--- Start Material shown ---

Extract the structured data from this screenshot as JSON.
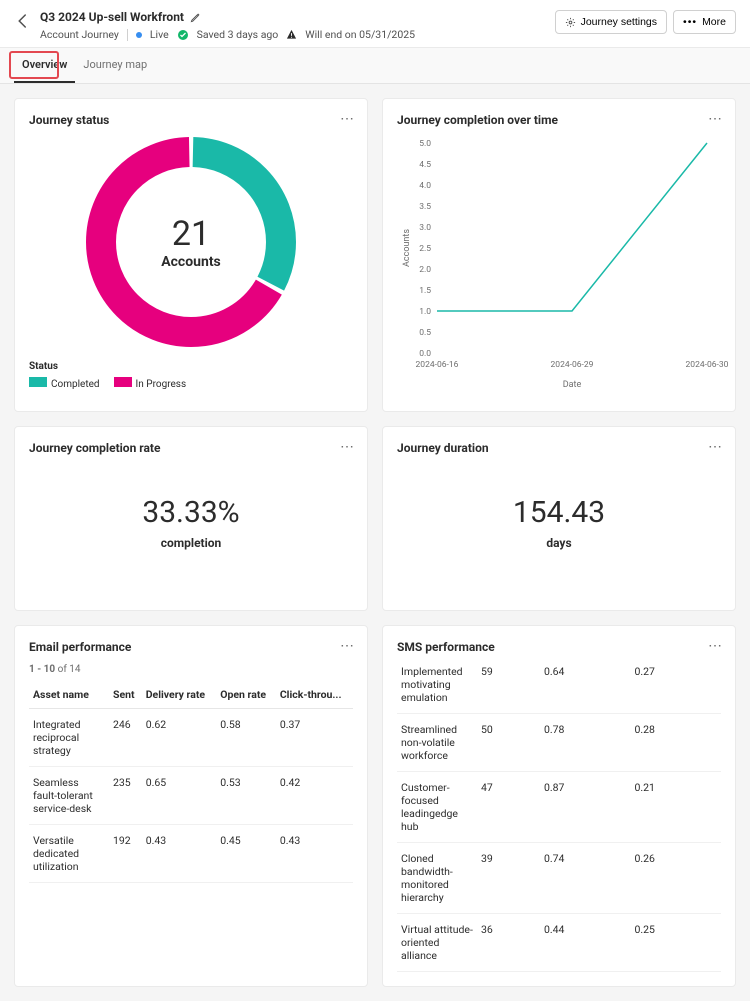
{
  "header": {
    "title": "Q3 2024 Up-sell Workfront",
    "breadcrumb": "Account Journey",
    "status_label": "Live",
    "saved_label": "Saved 3 days ago",
    "end_label": "Will end on 05/31/2025",
    "settings_btn": "Journey settings",
    "more_btn": "More"
  },
  "tabs": {
    "overview": "Overview",
    "map": "Journey map"
  },
  "journey_status": {
    "title": "Journey status",
    "center_value": "21",
    "center_label": "Accounts",
    "legend_title": "Status",
    "legend": [
      {
        "label": "Completed",
        "color": "#1ab9a8"
      },
      {
        "label": "In Progress",
        "color": "#e6007e"
      }
    ],
    "donut": {
      "color_completed": "#1ab9a8",
      "color_inprogress": "#e6007e",
      "completed_pct": 33,
      "stroke_width": 30,
      "radius": 90
    }
  },
  "completion_time": {
    "title": "Journey completion over time",
    "y_label": "Accounts",
    "x_label": "Date",
    "y_ticks": [
      "0.0",
      "0.5",
      "1.0",
      "1.5",
      "2.0",
      "2.5",
      "3.0",
      "3.5",
      "4.0",
      "4.5",
      "5.0"
    ],
    "x_ticks": [
      "2024-06-16",
      "2024-06-29",
      "2024-06-30"
    ],
    "line_color": "#1ab9a8",
    "points": [
      {
        "x": 0,
        "y": 1
      },
      {
        "x": 1,
        "y": 1
      },
      {
        "x": 2,
        "y": 5
      }
    ],
    "ylim": [
      0,
      5
    ]
  },
  "completion_rate": {
    "title": "Journey completion rate",
    "value": "33.33%",
    "unit": "completion"
  },
  "duration": {
    "title": "Journey duration",
    "value": "154.43",
    "unit": "days"
  },
  "email": {
    "title": "Email performance",
    "range_prefix": "1 - 10",
    "range_of": "of",
    "range_total": "14",
    "columns": [
      "Asset name",
      "Sent",
      "Delivery rate",
      "Open rate",
      "Click-throu..."
    ],
    "rows": [
      [
        "Integrated reciprocal strategy",
        "246",
        "0.62",
        "0.58",
        "0.37"
      ],
      [
        "Seamless fault-tolerant service-desk",
        "235",
        "0.65",
        "0.53",
        "0.42"
      ],
      [
        "Versatile dedicated utilization",
        "192",
        "0.43",
        "0.45",
        "0.43"
      ]
    ]
  },
  "sms": {
    "title": "SMS performance",
    "rows": [
      [
        "Implemented motivating emulation",
        "59",
        "0.64",
        "0.27"
      ],
      [
        "Streamlined non-volatile workforce",
        "50",
        "0.78",
        "0.28"
      ],
      [
        "Customer-focused leadingedge hub",
        "47",
        "0.87",
        "0.21"
      ],
      [
        "Cloned bandwidth-monitored hierarchy",
        "39",
        "0.74",
        "0.26"
      ],
      [
        "Virtual attitude-oriented alliance",
        "36",
        "0.44",
        "0.25"
      ]
    ]
  }
}
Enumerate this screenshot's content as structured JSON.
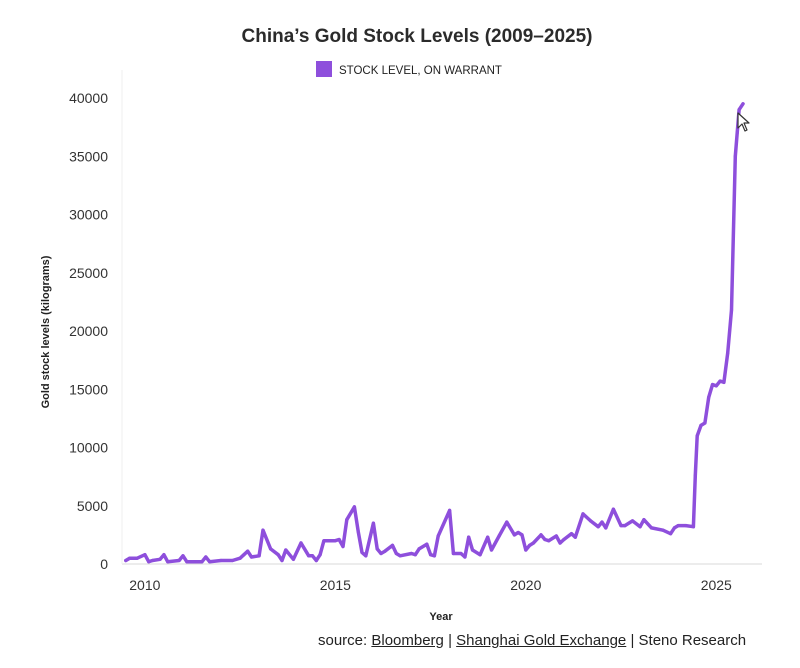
{
  "chart_data": {
    "type": "line",
    "title": "China’s Gold Stock Levels (2009–2025)",
    "xlabel": "Year",
    "ylabel": "Gold stock levels (kilograms)",
    "xlim": [
      2009.4,
      2026.2
    ],
    "ylim": [
      0,
      40000
    ],
    "x_ticks": [
      "2010",
      "2015",
      "2020",
      "2025"
    ],
    "y_ticks": [
      "0",
      "5000",
      "10000",
      "15000",
      "20000",
      "25000",
      "30000",
      "35000",
      "40000"
    ],
    "grid": false,
    "legend": "top-center",
    "color": "#8e4fdc",
    "series": [
      {
        "name": "STOCK LEVEL, ON WARRANT",
        "x": [
          2009.5,
          2009.6,
          2009.8,
          2010.0,
          2010.1,
          2010.2,
          2010.4,
          2010.5,
          2010.6,
          2010.9,
          2011.0,
          2011.1,
          2011.3,
          2011.5,
          2011.6,
          2011.7,
          2012.0,
          2012.3,
          2012.5,
          2012.6,
          2012.7,
          2012.8,
          2013.0,
          2013.1,
          2013.3,
          2013.5,
          2013.6,
          2013.7,
          2013.9,
          2014.1,
          2014.3,
          2014.4,
          2014.5,
          2014.6,
          2014.7,
          2015.0,
          2015.1,
          2015.2,
          2015.3,
          2015.5,
          2015.6,
          2015.7,
          2015.8,
          2016.0,
          2016.1,
          2016.2,
          2016.3,
          2016.5,
          2016.6,
          2016.7,
          2017.0,
          2017.1,
          2017.2,
          2017.4,
          2017.5,
          2017.6,
          2017.7,
          2018.0,
          2018.1,
          2018.3,
          2018.4,
          2018.5,
          2018.6,
          2018.8,
          2019.0,
          2019.1,
          2019.3,
          2019.5,
          2019.7,
          2019.8,
          2019.9,
          2020.0,
          2020.1,
          2020.2,
          2020.4,
          2020.5,
          2020.6,
          2020.8,
          2020.9,
          2021.0,
          2021.2,
          2021.3,
          2021.5,
          2021.7,
          2021.9,
          2022.0,
          2022.1,
          2022.3,
          2022.5,
          2022.6,
          2022.8,
          2023.0,
          2023.1,
          2023.3,
          2023.6,
          2023.8,
          2023.9,
          2024.0,
          2024.2,
          2024.4,
          2024.45,
          2024.5,
          2024.6,
          2024.7,
          2024.8,
          2024.9,
          2025.0,
          2025.1,
          2025.2,
          2025.3,
          2025.4,
          2025.5,
          2025.55,
          2025.6,
          2025.7
        ],
        "values": [
          300,
          500,
          500,
          800,
          200,
          300,
          400,
          800,
          200,
          300,
          700,
          200,
          200,
          200,
          600,
          200,
          300,
          300,
          500,
          800,
          1100,
          600,
          700,
          2900,
          1300,
          800,
          300,
          1200,
          400,
          1800,
          700,
          700,
          300,
          800,
          2000,
          2000,
          2100,
          1500,
          3800,
          4900,
          2800,
          1000,
          700,
          3500,
          1300,
          900,
          1100,
          1600,
          900,
          700,
          900,
          800,
          1300,
          1700,
          800,
          700,
          2400,
          4600,
          900,
          900,
          600,
          2300,
          1200,
          800,
          2300,
          1200,
          2400,
          3600,
          2500,
          2700,
          2500,
          1200,
          1600,
          1800,
          2500,
          2100,
          2000,
          2400,
          1800,
          2100,
          2600,
          2300,
          4300,
          3700,
          3200,
          3600,
          3100,
          4700,
          3300,
          3300,
          3700,
          3200,
          3800,
          3100,
          2900,
          2600,
          3100,
          3300,
          3300,
          3200,
          7600,
          11000,
          11900,
          12100,
          14300,
          15400,
          15300,
          15700,
          15600,
          18100,
          21800,
          35000,
          37000,
          39000,
          39500
        ]
      }
    ]
  },
  "source": {
    "prefix": "source: ",
    "parts": [
      "Bloomberg",
      "Shanghai Gold Exchange",
      "Steno Research"
    ],
    "separator": " | "
  },
  "icons": {
    "cursor": "mouse-pointer-icon"
  }
}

--- End Material shown ---

→ **Problem details**
Among the lines above, count those containing the word "this" and give nothing but the result.

→ **Solution**
2